**MATERIAL:**
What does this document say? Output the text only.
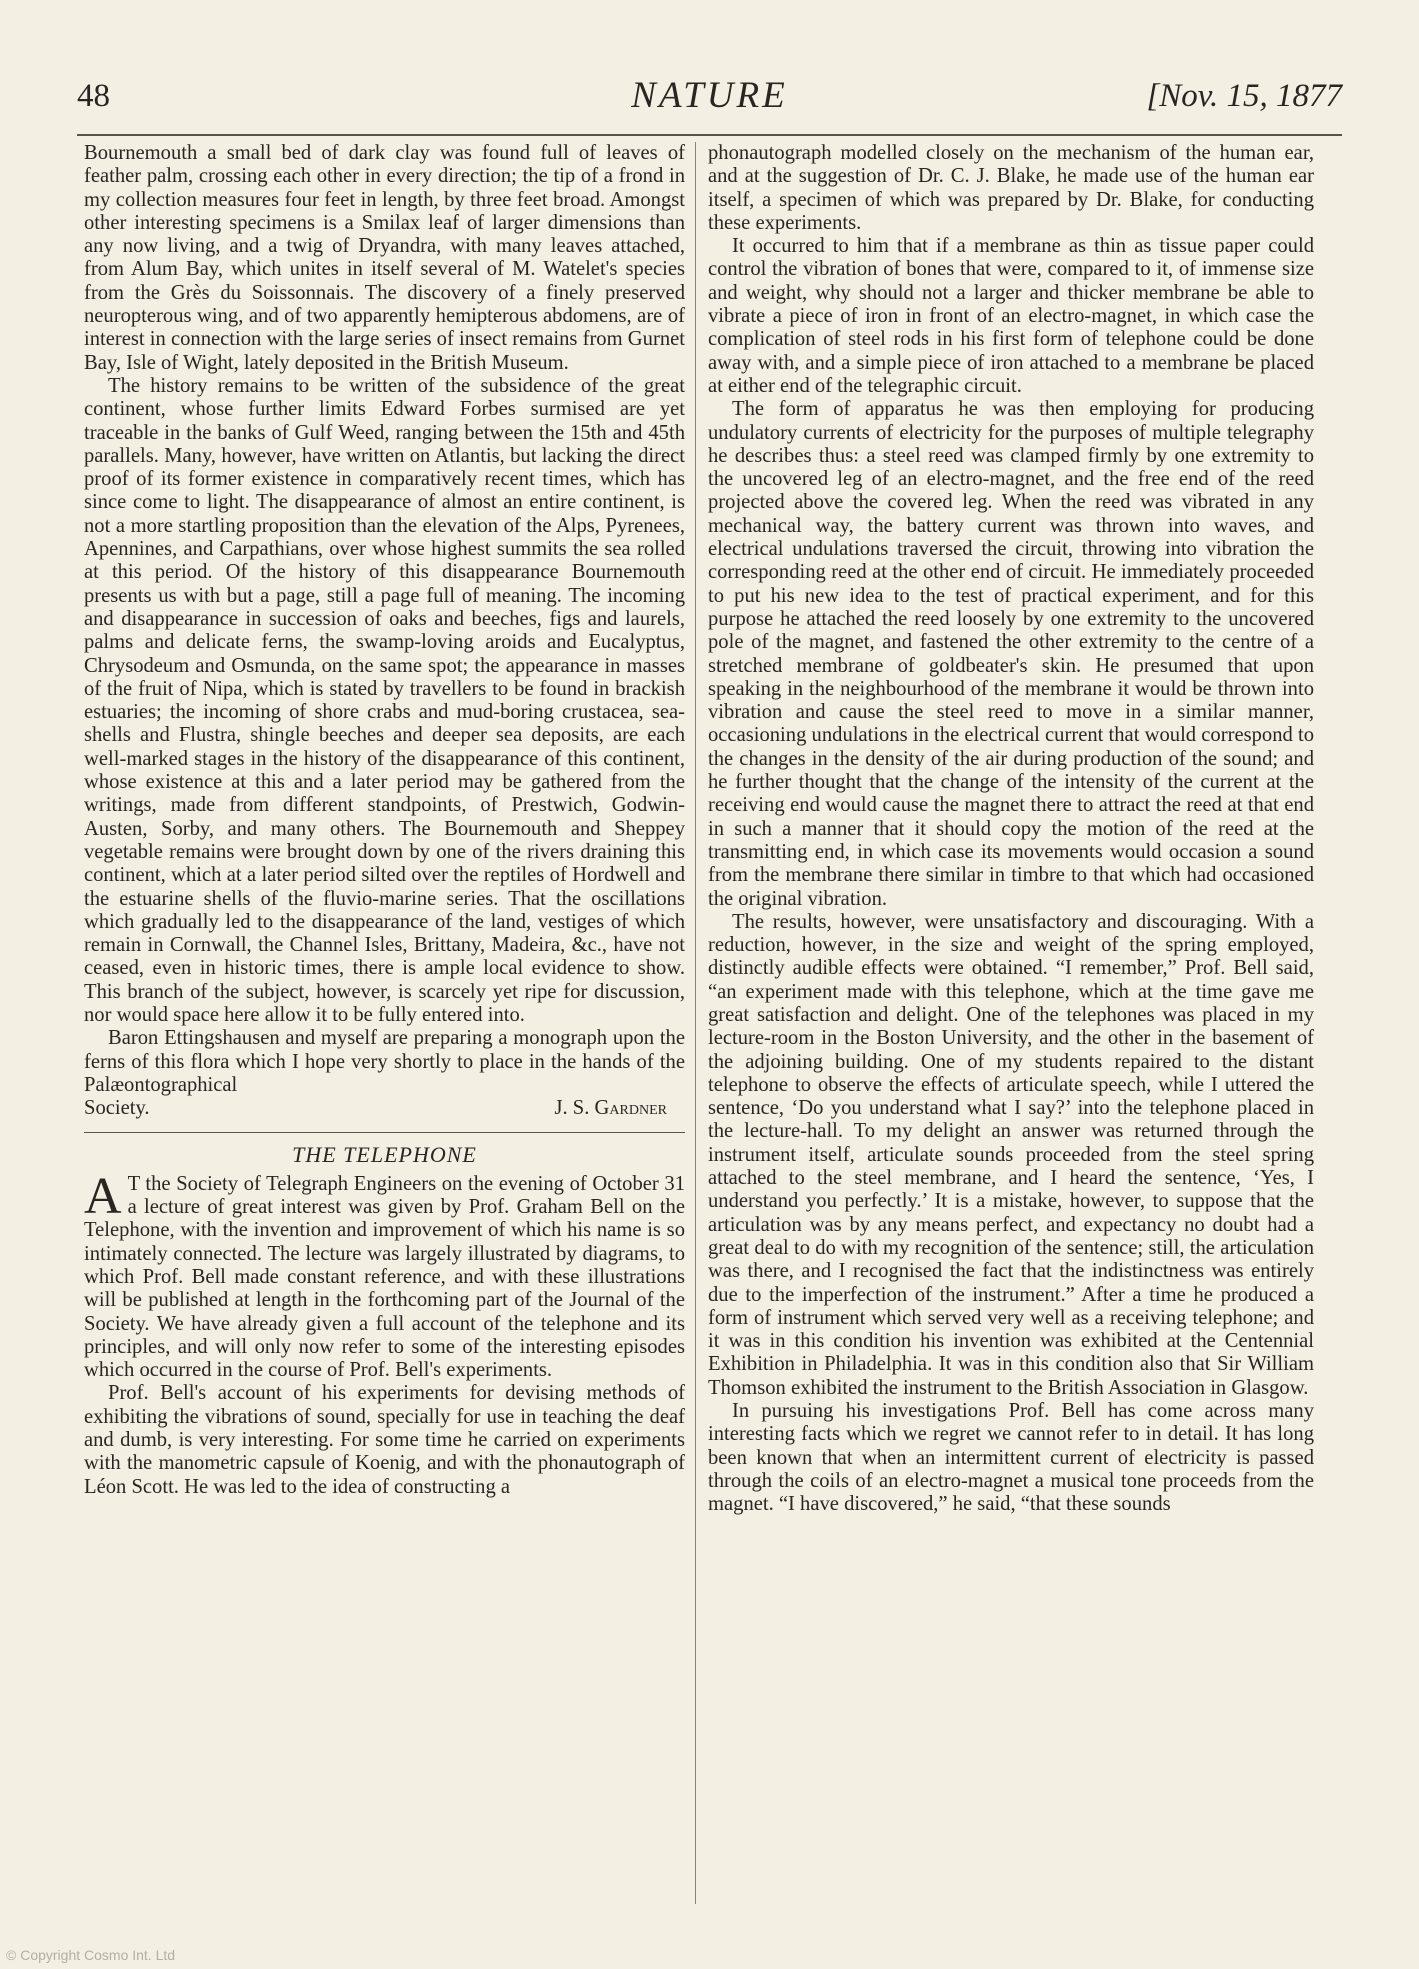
48	NATURE	[Nov. 15, 1877

Bournemouth a small bed of dark clay was found full of leaves of feather palm, crossing each other in every direction; the tip of a frond in my collection measures four feet in length, by three feet broad. Amongst other interesting specimens is a Smilax leaf of larger dimensions than any now living, and a twig of Dryandra, with many leaves attached, from Alum Bay, which unites in itself several of M. Watelet's species from the Grès du Soissonnais. The discovery of a finely preserved neuropterous wing, and of two apparently hemipterous abdomens, are of interest in connection with the large series of insect remains from Gurnet Bay, Isle of Wight, lately deposited in the British Museum.

The history remains to be written of the subsidence of the great continent, whose further limits Edward Forbes surmised are yet traceable in the banks of Gulf Weed, ranging between the 15th and 45th parallels. Many, however, have written on Atlantis, but lacking the direct proof of its former existence in comparatively recent times, which has since come to light. The disappearance of almost an entire continent, is not a more startling proposition than the elevation of the Alps, Pyrenees, Apennines, and Carpathians, over whose highest summits the sea rolled at this period. Of the history of this disappearance Bournemouth presents us with but a page, still a page full of meaning. The incoming and disappearance in succession of oaks and beeches, figs and laurels, palms and delicate ferns, the swamp-loving aroids and Eucalyptus, Chrysodeum and Osmunda, on the same spot; the appearance in masses of the fruit of Nipa, which is stated by travellers to be found in brackish estuaries; the incoming of shore crabs and mud-boring crustacea, sea-shells and Flustra, shingle beeches and deeper sea deposits, are each well-marked stages in the history of the disappearance of this continent, whose existence at this and a later period may be gathered from the writings, made from different standpoints, of Prestwich, Godwin-Austen, Sorby, and many others. The Bournemouth and Sheppey vegetable remains were brought down by one of the rivers draining this continent, which at a later period silted over the reptiles of Hordwell and the estuarine shells of the fluvio-marine series. That the oscillations which gradually led to the disappearance of the land, vestiges of which remain in Cornwall, the Channel Isles, Brittany, Madeira, &c., have not ceased, even in historic times, there is ample local evidence to show. This branch of the subject, however, is scarcely yet ripe for discussion, nor would space here allow it to be fully entered into.

Baron Ettingshausen and myself are preparing a monograph upon the ferns of this flora which I hope very shortly to place in the hands of the Palæontographical

Society.	J. S. Gardner

THE TELEPHONE

A T the Society of Telegraph Engineers on the evening of October 31 a lecture of great interest was given by Prof. Graham Bell on the Telephone, with the invention and improvement of which his name is so intimately connected. The lecture was largely illustrated by diagrams, to which Prof. Bell made constant reference, and with these illustrations will be published at length in the forthcoming part of the Journal of the Society. We have already given a full account of the telephone and its principles, and will only now refer to some of the interesting episodes which occurred in the course of Prof. Bell's experiments.

Prof. Bell's account of his experiments for devising methods of exhibiting the vibrations of sound, specially for use in teaching the deaf and dumb, is very interesting. For some time he carried on experiments with the manometric capsule of Koenig, and with the phonautograph of Léon Scott. He was led to the idea of constructing a

phonautograph modelled closely on the mechanism of the human ear, and at the suggestion of Dr. C. J. Blake, he made use of the human ear itself, a specimen of which was prepared by Dr. Blake, for conducting these experiments.

It occurred to him that if a membrane as thin as tissue paper could control the vibration of bones that were, compared to it, of immense size and weight, why should not a larger and thicker membrane be able to vibrate a piece of iron in front of an electro-magnet, in which case the complication of steel rods in his first form of telephone could be done away with, and a simple piece of iron attached to a membrane be placed at either end of the telegraphic circuit.

The form of apparatus he was then employing for producing undulatory currents of electricity for the purposes of multiple telegraphy he describes thus: a steel reed was clamped firmly by one extremity to the uncovered leg of an electro-magnet, and the free end of the reed projected above the covered leg. When the reed was vibrated in any mechanical way, the battery current was thrown into waves, and electrical undulations traversed the circuit, throwing into vibration the corresponding reed at the other end of circuit. He immediately proceeded to put his new idea to the test of practical experiment, and for this purpose he attached the reed loosely by one extremity to the uncovered pole of the magnet, and fastened the other extremity to the centre of a stretched membrane of goldbeater's skin. He presumed that upon speaking in the neighbourhood of the membrane it would be thrown into vibration and cause the steel reed to move in a similar manner, occasioning undulations in the electrical current that would correspond to the changes in the density of the air during production of the sound; and he further thought that the change of the intensity of the current at the receiving end would cause the magnet there to attract the reed at that end in such a manner that it should copy the motion of the reed at the transmitting end, in which case its movements would occasion a sound from the membrane there similar in timbre to that which had occasioned the original vibration.

The results, however, were unsatisfactory and discouraging. With a reduction, however, in the size and weight of the spring employed, distinctly audible effects were obtained. “I remember,” Prof. Bell said, “an experiment made with this telephone, which at the time gave me great satisfaction and delight. One of the telephones was placed in my lecture-room in the Boston University, and the other in the basement of the adjoining building. One of my students repaired to the distant telephone to observe the effects of articulate speech, while I uttered the sentence, ‘Do you understand what I say?’ into the telephone placed in the lecture-hall. To my delight an answer was returned through the instrument itself, articulate sounds proceeded from the steel spring attached to the steel membrane, and I heard the sentence, ‘Yes, I understand you perfectly.’ It is a mistake, however, to suppose that the articulation was by any means perfect, and expectancy no doubt had a great deal to do with my recognition of the sentence; still, the articulation was there, and I recognised the fact that the indistinctness was entirely due to the imperfection of the instrument.” After a time he produced a form of instrument which served very well as a receiving telephone; and it was in this condition his invention was exhibited at the Centennial Exhibition in Philadelphia. It was in this condition also that Sir William Thomson exhibited the instrument to the British Association in Glasgow.

In pursuing his investigations Prof. Bell has come across many interesting facts which we regret we cannot refer to in detail. It has long been known that when an intermittent current of electricity is passed through the coils of an electro-magnet a musical tone proceeds from the magnet. “I have discovered,” he said, “that these sounds

© Copyright Cosmo Int. Ltd
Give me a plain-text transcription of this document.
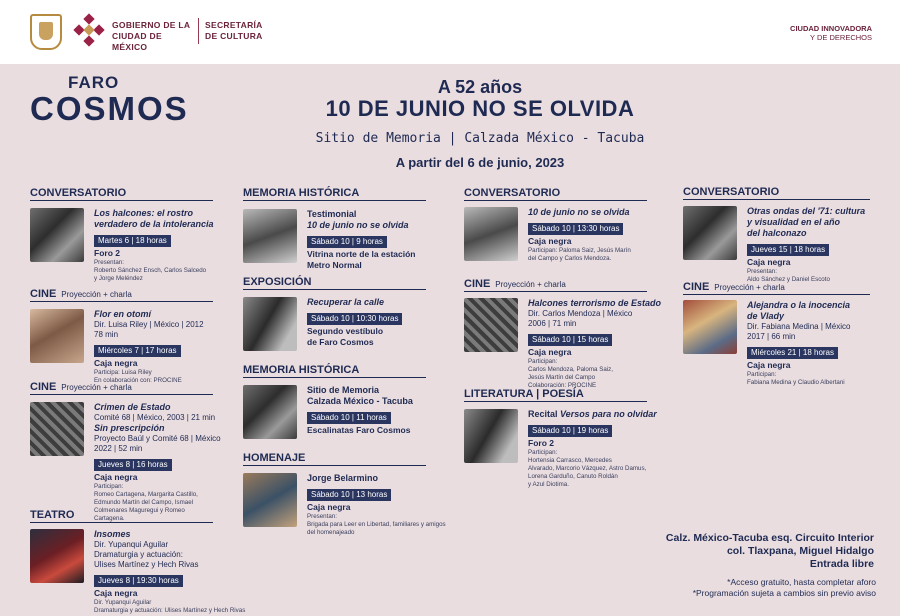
GOBIERNO DE LA
CIUDAD DE MÉXICO
SECRETARÍA
DE CULTURA
CIUDAD INNOVADORA
Y DE DERECHOS
FARO
COSMOS
A 52 años
10 DE JUNIO NO SE OLVIDA
Sitio de Memoria | Calzada México - Tacuba
A partir del 6 de junio, 2023
CONVERSATORIO
Los halcones: el rostro
verdadero de la intolerancia
Martes 6 | 18 horas
Foro 2
Presentan:
Roberto Sánchez Ensch, Carlos Salcedo
y Jorge Meléndez
CINE Proyección + charla
Flor en otomí
Dir. Luisa Riley | México | 2012
78 min
Miércoles 7 | 17 horas
Caja negra
Participa: Luisa Riley
En colaboración con: PROCINE
CINE Proyección + charla
Crimen de Estado
Comité 68 | México, 2003 | 21 min
Sin prescripción
Proyecto Baúl y Comité 68 | México
2022 | 52 min
Jueves 8 | 16 horas
Caja negra
Participan:
Romeo Cartagena, Margarita Castillo,
Edmundo Martín del Campo, Ismael
Colmenares Maguregui y Romeo
Cartagena.
TEATRO
Insomes
Dir. Yupanqui Aguilar
Dramaturgia y actuación:
Ulises Martínez y Hech Rivas
Jueves 8 | 19:30 horas
Caja negra
Dir. Yupanqui Aguilar
Dramaturgia y actuación: Ulises Martínez y Hech Rivas
MEMORIA HISTÓRICA
Testimonial
10 de junio no se olvida
Sábado 10 | 9 horas
Vitrina norte de la estación
Metro Normal
EXPOSICIÓN
Recuperar la calle
Sábado 10 | 10:30 horas
Segundo vestíbulo
de Faro Cosmos
MEMORIA HISTÓRICA
Sitio de Memoria
Calzada México - Tacuba
Sábado 10 | 11 horas
Escalinatas Faro Cosmos
HOMENAJE
Jorge Belarmino
Sábado 10 | 13 horas
Caja negra
Presentan:
Brigada para Leer en Libertad, familiares y amigos
del homenajeado
CONVERSATORIO
10 de junio no se olvida
Sábado 10 | 13:30 horas
Caja negra
Participan: Paloma Saiz, Jesús Marín
del Campo y Carlos Mendoza.
CINE Proyección + charla
Halcones terrorismo de Estado
Dir. Carlos Mendoza | México
2006 | 71 min
Sábado 10 | 15 horas
Caja negra
Participan:
Carlos Mendoza, Paloma Saiz,
Jesús Martín del Campo
Colaboración: PROCINE
LITERATURA | POESÍA
Recital Versos para no olvidar
Sábado 10 | 19 horas
Foro 2
Participan:
Hortensia Carrasco, Mercedes
Alvarado, Marcorio Vázquez, Astro Damus,
Lorena Garduño, Canuto Roldán
y Azul Diotima.
CONVERSATORIO
Otras ondas del '71: cultura
y visualidad en el año
del halconazo
Jueves 15 | 18 horas
Caja negra
Presentan:
Aldo Sánchez y Daniel Escoto
CINE Proyección + charla
Alejandra o la inocencia
de Vlady
Dir. Fabiana Medina | México
2017 | 66 min
Miércoles 21 | 18 horas
Caja negra
Participan:
Fabiana Medina y Claudio Albertani
Calz. México-Tacuba esq. Circuito Interior
col. Tlaxpana, Miguel Hidalgo
Entrada libre
*Acceso gratuito, hasta completar aforo
*Programación sujeta a cambios sin previo aviso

**AIM OF THE TASK:** Exactly how many lines of the material contain the word "experiments"? Write the number alone.

**OUTPUT:** 3